§ **The problem**
Omit all pictures. Copy exactly the lines from the line containing "What does this" to the end of the listing, with both ends included.
— start Material shown —
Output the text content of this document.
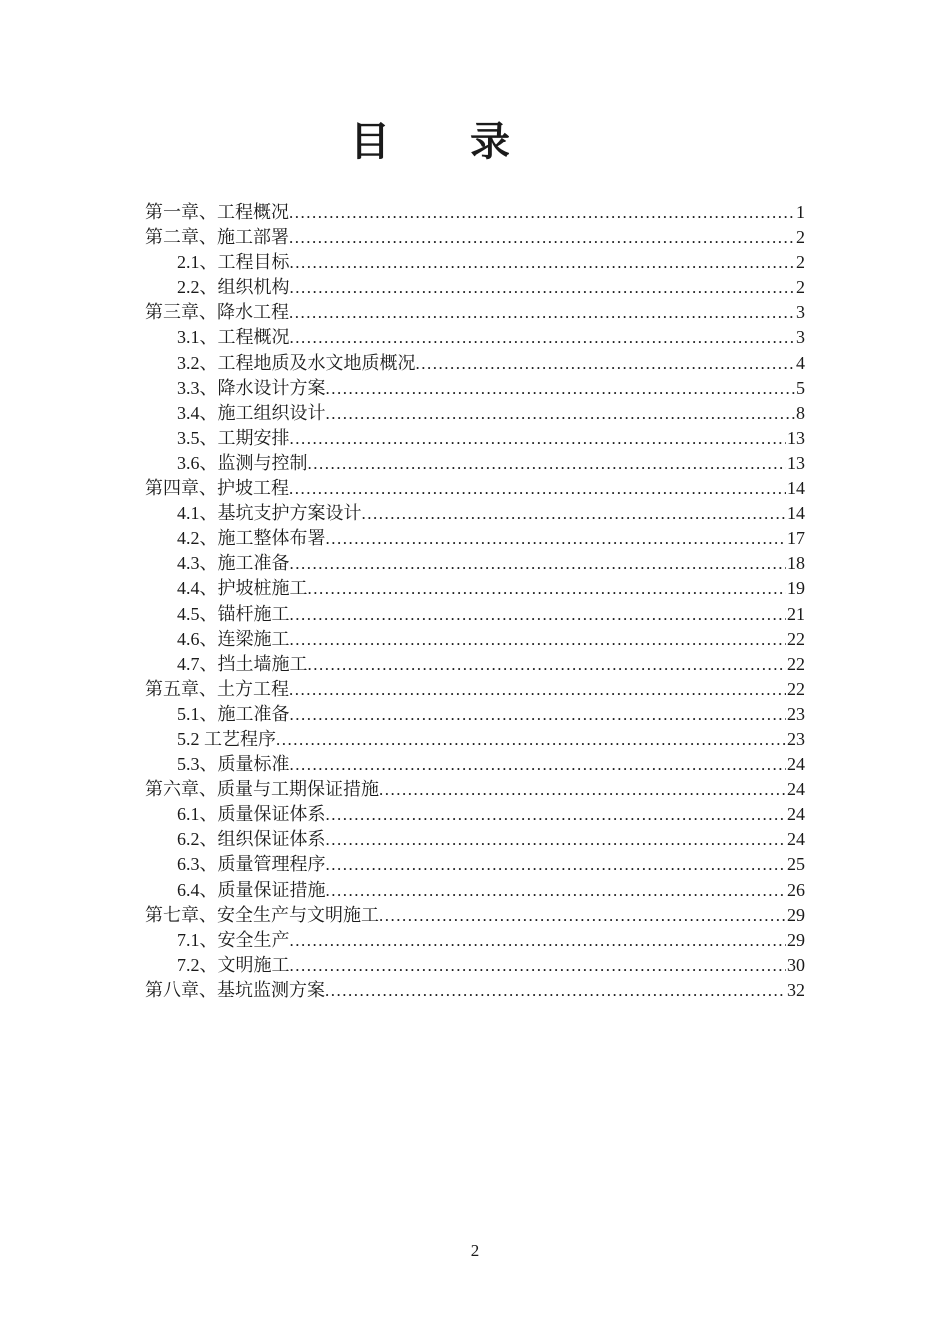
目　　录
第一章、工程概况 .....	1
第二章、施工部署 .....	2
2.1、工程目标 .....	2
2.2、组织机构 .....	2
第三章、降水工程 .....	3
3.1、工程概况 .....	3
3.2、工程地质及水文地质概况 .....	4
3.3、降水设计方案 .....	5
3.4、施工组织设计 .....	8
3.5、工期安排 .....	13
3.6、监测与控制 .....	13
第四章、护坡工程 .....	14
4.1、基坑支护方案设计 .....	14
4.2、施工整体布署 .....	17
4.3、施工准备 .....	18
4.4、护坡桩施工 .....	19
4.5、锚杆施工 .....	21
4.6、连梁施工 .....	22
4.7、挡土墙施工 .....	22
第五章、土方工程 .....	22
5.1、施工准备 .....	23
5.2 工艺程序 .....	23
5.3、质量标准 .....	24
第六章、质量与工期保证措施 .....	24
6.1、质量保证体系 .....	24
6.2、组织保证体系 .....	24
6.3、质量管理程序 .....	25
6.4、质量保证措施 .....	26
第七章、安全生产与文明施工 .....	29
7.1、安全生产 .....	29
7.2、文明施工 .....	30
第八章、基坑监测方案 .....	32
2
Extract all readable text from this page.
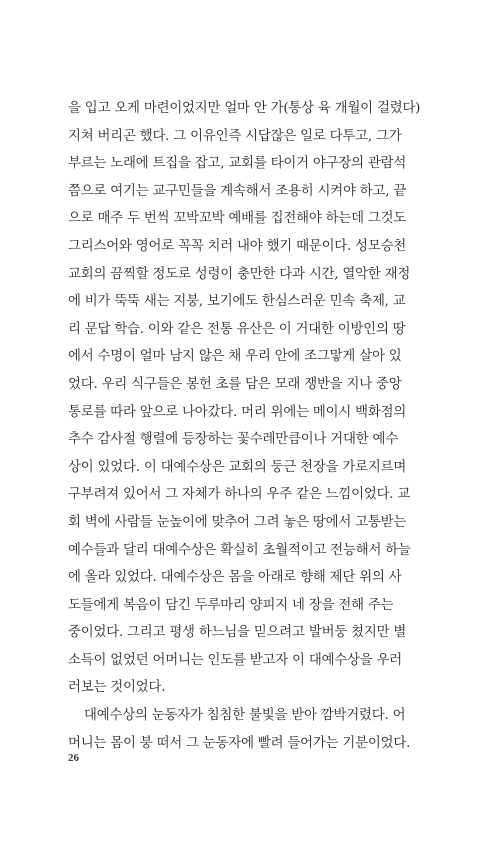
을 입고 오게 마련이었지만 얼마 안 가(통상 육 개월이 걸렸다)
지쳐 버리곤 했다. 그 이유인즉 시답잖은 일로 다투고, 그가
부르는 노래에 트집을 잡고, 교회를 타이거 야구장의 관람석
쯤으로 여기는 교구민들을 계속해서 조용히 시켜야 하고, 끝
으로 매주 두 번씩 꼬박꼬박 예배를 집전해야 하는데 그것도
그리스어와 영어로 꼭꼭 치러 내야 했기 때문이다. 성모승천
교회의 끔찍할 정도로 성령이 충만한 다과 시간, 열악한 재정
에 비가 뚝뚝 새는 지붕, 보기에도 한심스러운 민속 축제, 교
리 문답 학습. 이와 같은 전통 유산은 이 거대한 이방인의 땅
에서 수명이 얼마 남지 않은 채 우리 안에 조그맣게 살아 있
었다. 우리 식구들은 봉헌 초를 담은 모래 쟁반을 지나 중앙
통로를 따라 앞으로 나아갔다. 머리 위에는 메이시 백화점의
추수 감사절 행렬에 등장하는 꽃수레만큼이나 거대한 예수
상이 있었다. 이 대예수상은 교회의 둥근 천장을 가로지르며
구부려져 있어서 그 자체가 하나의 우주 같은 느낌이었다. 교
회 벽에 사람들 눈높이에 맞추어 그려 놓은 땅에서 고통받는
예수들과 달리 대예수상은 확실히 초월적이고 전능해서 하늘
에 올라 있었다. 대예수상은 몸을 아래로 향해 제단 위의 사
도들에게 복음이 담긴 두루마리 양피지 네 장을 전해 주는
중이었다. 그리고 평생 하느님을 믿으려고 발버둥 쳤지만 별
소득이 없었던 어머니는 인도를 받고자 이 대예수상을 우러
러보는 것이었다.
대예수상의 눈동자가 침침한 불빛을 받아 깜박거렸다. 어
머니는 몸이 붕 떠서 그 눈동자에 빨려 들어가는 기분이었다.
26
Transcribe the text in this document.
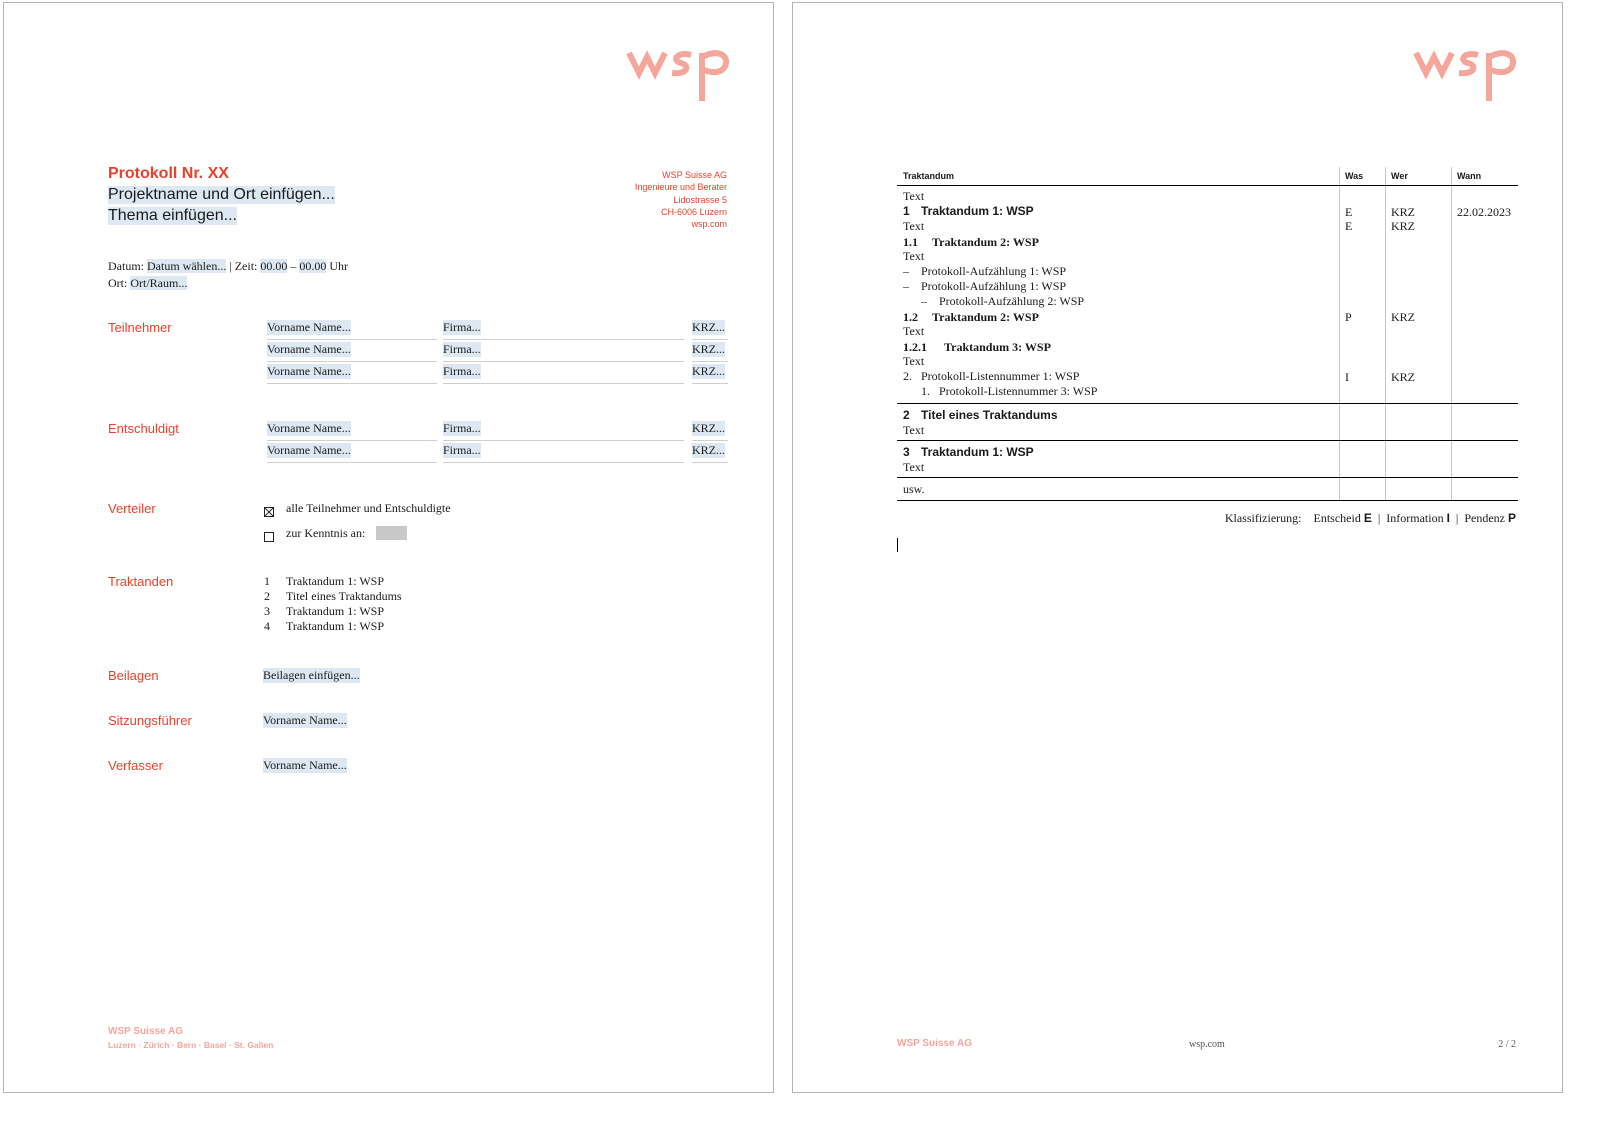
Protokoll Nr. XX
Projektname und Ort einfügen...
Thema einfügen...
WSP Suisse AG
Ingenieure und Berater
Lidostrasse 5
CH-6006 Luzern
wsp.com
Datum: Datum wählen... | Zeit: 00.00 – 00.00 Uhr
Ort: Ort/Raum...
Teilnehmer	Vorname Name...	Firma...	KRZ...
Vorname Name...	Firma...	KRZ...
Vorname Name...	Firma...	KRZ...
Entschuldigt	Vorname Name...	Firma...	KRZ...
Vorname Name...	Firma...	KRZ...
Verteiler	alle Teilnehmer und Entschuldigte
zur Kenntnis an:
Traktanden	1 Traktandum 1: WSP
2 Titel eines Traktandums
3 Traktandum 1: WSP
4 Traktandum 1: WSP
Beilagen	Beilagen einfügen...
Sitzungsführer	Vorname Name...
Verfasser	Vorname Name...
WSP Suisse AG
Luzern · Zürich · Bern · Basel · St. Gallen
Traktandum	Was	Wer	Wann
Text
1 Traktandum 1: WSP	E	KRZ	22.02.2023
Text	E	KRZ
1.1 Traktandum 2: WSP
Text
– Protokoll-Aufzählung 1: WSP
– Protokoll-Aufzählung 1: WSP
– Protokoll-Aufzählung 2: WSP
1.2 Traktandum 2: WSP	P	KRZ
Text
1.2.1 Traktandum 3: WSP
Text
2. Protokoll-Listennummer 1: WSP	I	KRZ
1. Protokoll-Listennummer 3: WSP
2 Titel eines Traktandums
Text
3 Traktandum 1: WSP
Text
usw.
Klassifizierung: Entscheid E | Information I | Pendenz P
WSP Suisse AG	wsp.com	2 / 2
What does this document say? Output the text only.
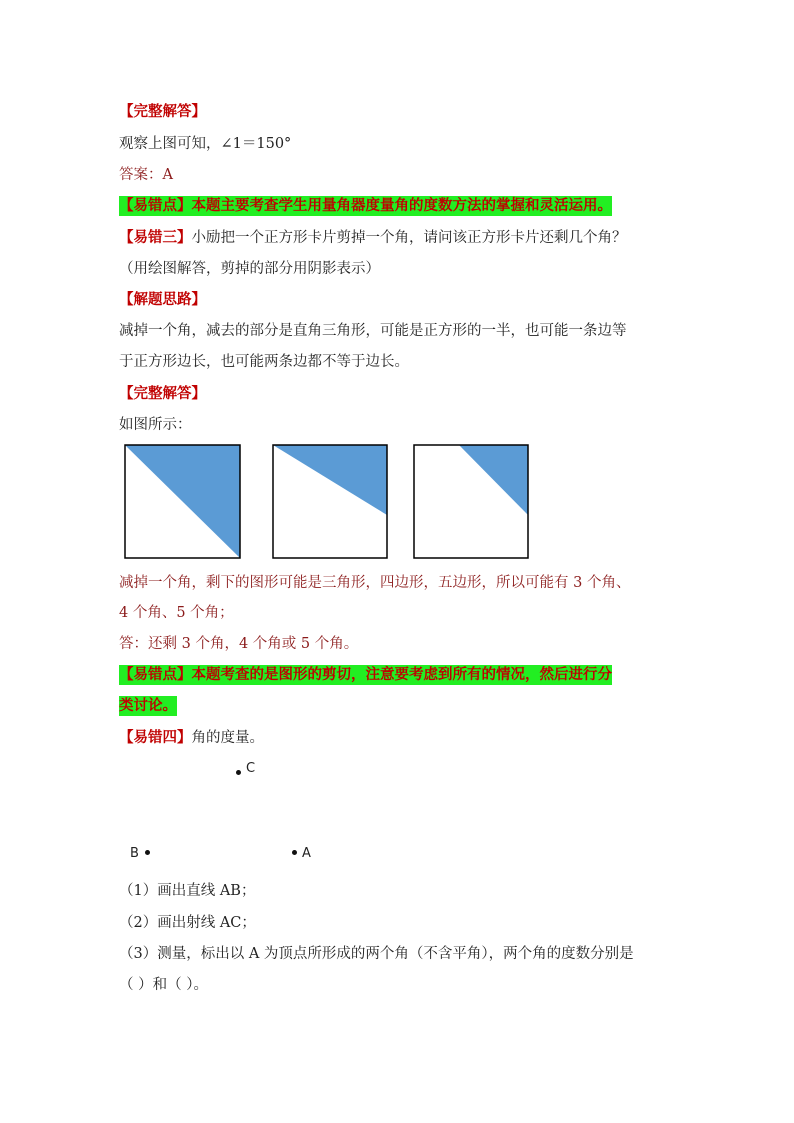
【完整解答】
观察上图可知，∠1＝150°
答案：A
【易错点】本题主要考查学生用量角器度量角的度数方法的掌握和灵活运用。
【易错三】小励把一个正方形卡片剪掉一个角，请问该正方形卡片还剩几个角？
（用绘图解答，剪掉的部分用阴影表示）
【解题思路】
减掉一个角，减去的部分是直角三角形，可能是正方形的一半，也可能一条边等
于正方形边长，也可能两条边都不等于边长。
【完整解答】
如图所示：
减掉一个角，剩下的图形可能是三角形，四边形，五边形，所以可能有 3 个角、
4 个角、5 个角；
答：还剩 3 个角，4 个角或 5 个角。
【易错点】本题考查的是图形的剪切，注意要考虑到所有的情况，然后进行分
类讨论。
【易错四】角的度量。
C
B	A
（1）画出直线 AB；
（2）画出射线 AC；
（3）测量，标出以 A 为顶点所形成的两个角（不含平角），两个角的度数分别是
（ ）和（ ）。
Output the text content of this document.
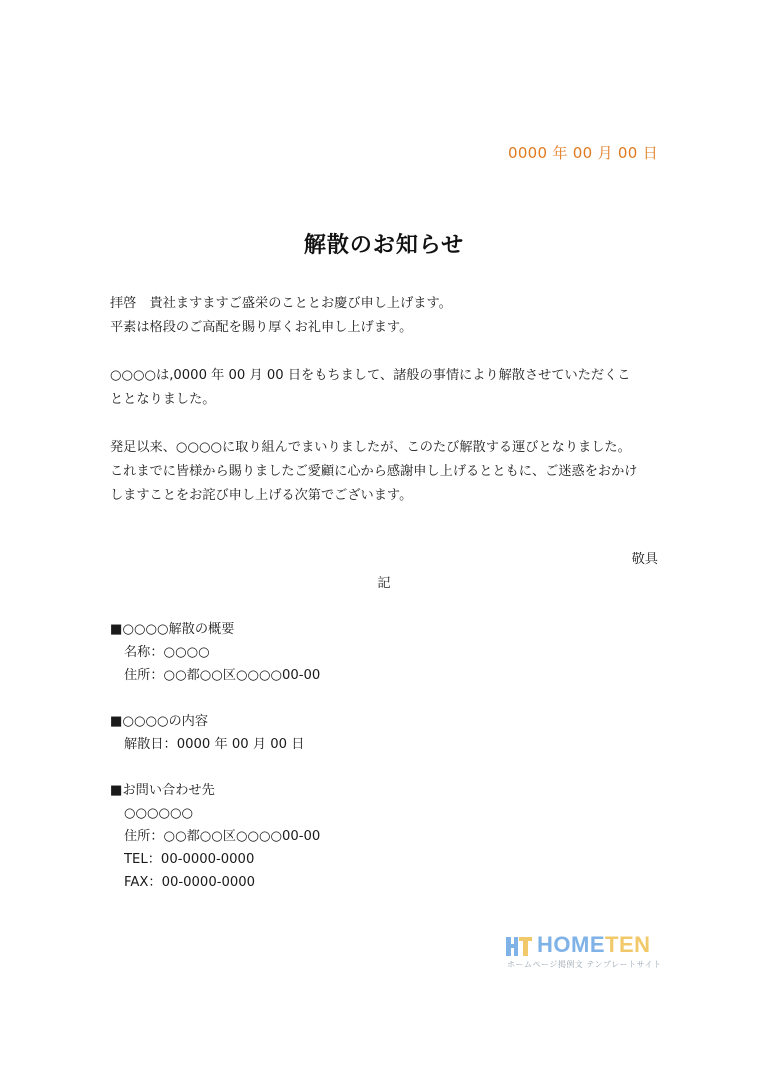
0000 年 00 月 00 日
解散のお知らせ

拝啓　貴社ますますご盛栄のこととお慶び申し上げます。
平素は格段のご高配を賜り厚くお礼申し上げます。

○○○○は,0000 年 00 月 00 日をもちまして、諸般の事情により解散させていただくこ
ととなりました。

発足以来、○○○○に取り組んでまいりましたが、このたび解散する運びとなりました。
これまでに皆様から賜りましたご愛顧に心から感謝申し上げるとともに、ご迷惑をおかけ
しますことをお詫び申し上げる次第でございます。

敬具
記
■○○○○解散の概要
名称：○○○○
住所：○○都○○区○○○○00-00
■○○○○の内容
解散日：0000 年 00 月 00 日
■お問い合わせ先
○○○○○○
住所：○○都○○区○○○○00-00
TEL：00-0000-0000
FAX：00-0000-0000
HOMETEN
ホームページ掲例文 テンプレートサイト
— end Material shown —
§ **Result of this task**
What does this document say? Output the text only.
【完整解答】
观察上图可知，∠1＝150°
答案：A
【易错点】本题主要考查学生用量角器度量角的度数方法的掌握和灵活运用。
【易错三】小励把一个正方形卡片剪掉一个角，请问该正方形卡片还剩几个角？
（用绘图解答，剪掉的部分用阴影表示）
【解题思路】
减掉一个角，减去的部分是直角三角形，可能是正方形的一半，也可能一条边等
于正方形边长，也可能两条边都不等于边长。
【完整解答】
如图所示：
减掉一个角，剩下的图形可能是三角形，四边形，五边形，所以可能有 3 个角、
4 个角、5 个角；
答：还剩 3 个角，4 个角或 5 个角。
【易错点】本题考查的是图形的剪切，注意要考虑到所有的情况，然后进行分
类讨论。
【易错四】角的度量。
C
B	A
（1）画出直线 AB；
（2）画出射线 AC；
（3）测量，标出以 A 为顶点所形成的两个角（不含平角），两个角的度数分别是
（ ）和（ ）。
Output the text content of this document.
0000 年 00 月 00 日
解散のお知らせ

拝啓　貴社ますますご盛栄のこととお慶び申し上げます。
平素は格段のご高配を賜り厚くお礼申し上げます。

○○○○は,0000 年 00 月 00 日をもちまして、諸般の事情により解散させていただくこ
ととなりました。

発足以来、○○○○に取り組んでまいりましたが、このたび解散する運びとなりました。
これまでに皆様から賜りましたご愛顧に心から感謝申し上げるとともに、ご迷惑をおかけ
しますことをお詫び申し上げる次第でございます。

敬具
記
■○○○○解散の概要
名称：○○○○
住所：○○都○○区○○○○00-00
■○○○○の内容
解散日：0000 年 00 月 00 日
■お問い合わせ先
○○○○○○
住所：○○都○○区○○○○00-00
TEL：00-0000-0000
FAX：00-0000-0000
HOMETEN
ホームページ掲例文 テンプレートサイト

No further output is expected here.